- Direction -
Pull out all lines from the listing below in which the word "prediction" appears.

^^^^^^^^^^^^^^^^

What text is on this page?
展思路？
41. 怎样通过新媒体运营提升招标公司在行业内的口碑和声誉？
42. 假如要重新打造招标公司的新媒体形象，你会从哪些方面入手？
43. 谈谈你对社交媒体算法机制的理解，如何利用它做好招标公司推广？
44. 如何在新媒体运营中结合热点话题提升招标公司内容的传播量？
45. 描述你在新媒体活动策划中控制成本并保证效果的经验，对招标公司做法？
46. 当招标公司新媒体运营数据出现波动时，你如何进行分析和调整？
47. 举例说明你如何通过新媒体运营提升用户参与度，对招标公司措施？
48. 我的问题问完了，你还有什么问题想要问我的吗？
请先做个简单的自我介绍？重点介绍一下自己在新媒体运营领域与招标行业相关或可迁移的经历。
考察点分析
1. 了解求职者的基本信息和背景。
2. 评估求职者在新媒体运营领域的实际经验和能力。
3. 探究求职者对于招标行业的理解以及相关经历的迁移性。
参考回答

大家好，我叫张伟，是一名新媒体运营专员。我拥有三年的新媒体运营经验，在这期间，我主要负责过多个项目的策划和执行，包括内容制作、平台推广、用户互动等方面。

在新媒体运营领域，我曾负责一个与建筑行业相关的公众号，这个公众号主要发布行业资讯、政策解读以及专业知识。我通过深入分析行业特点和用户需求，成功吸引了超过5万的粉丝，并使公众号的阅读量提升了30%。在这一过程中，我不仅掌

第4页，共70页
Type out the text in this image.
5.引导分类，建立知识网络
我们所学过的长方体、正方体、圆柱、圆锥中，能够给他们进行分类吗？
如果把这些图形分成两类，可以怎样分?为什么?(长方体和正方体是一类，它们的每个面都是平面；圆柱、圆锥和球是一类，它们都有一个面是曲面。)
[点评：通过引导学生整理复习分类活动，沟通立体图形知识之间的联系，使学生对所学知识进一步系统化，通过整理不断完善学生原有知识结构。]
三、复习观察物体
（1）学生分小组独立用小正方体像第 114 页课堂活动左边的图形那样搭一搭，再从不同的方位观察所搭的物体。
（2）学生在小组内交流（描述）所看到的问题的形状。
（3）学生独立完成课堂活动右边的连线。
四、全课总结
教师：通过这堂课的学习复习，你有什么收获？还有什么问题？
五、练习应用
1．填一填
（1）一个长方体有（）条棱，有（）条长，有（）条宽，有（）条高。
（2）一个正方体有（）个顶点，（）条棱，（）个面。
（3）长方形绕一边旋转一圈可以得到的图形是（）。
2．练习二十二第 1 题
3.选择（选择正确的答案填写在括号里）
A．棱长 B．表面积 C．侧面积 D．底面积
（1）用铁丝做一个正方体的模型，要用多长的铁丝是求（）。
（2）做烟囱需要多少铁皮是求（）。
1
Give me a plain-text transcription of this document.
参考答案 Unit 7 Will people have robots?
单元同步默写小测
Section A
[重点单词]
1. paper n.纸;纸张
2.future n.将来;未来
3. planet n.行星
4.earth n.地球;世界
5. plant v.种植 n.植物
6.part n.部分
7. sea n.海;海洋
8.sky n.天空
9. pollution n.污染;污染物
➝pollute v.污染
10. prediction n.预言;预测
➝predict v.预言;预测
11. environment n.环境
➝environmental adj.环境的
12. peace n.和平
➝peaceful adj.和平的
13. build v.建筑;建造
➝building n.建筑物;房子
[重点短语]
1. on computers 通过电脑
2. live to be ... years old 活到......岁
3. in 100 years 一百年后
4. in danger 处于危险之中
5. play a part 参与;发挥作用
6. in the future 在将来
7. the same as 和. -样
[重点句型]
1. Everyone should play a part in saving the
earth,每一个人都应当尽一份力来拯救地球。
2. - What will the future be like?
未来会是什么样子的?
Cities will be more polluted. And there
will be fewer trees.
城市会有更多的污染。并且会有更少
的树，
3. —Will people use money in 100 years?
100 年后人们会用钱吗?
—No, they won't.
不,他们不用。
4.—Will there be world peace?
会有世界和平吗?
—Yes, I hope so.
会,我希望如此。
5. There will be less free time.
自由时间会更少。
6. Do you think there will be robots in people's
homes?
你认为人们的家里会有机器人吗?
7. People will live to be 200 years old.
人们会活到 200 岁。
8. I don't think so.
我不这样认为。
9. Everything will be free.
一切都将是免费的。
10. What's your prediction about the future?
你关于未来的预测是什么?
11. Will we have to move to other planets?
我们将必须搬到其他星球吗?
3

^^^^^^^^^^^^^^^^

- Solution to this problem -
10. prediction n.预言;预测
10. What's your prediction about the future?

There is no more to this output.